__DATA EXCERPTS__:
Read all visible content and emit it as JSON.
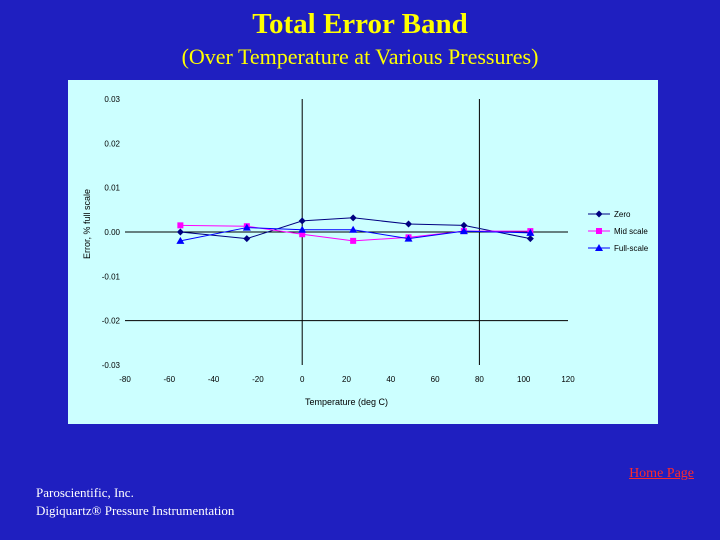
{
  "slide": {
    "title": "Total Error Band",
    "subtitle": "(Over Temperature at Various Pressures)",
    "home_link": "Home Page",
    "footer_line1": "Paroscientific, Inc.",
    "footer_line2": "Digiquartz® Pressure Instrumentation"
  },
  "chart_data": {
    "type": "line",
    "title": "",
    "xlabel": "Temperature (deg C)",
    "ylabel": "Error, % full scale",
    "xlim": [
      -80,
      120
    ],
    "ylim": [
      -0.03,
      0.03
    ],
    "xticks": [
      -80,
      -60,
      -40,
      -20,
      0,
      20,
      40,
      60,
      80,
      100,
      120
    ],
    "yticks": [
      0.03,
      0.02,
      0.01,
      0.0,
      -0.01,
      -0.02,
      -0.03
    ],
    "ytick_labels": [
      "0.03",
      "0.02",
      "0.01",
      "0.00",
      "-0.01",
      "-0.02",
      "-0.03"
    ],
    "grid": false,
    "legend_position": "right",
    "series": [
      {
        "name": "Zero",
        "color": "#000080",
        "marker": "diamond",
        "x": [
          -55,
          -25,
          0,
          23,
          48,
          73,
          103
        ],
        "y": [
          0.0,
          -0.0015,
          0.0025,
          0.0032,
          0.0018,
          0.0015,
          -0.0015
        ]
      },
      {
        "name": "Mid scale",
        "color": "#ff00ff",
        "marker": "square",
        "x": [
          -55,
          -25,
          0,
          23,
          48,
          73,
          103
        ],
        "y": [
          0.0015,
          0.0013,
          -0.0005,
          -0.002,
          -0.0012,
          0.0002,
          0.0002
        ]
      },
      {
        "name": "Full-scale",
        "color": "#0000ff",
        "marker": "triangle",
        "x": [
          -55,
          -25,
          0,
          23,
          48,
          73,
          103
        ],
        "y": [
          -0.002,
          0.001,
          0.0005,
          0.0005,
          -0.0015,
          0.0002,
          -0.0002
        ]
      }
    ]
  }
}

__STATED TASK__: Report the number of lines in the entries above that include the string "Error". Give nothing but the number.

__RESPONSE BELOW__: 2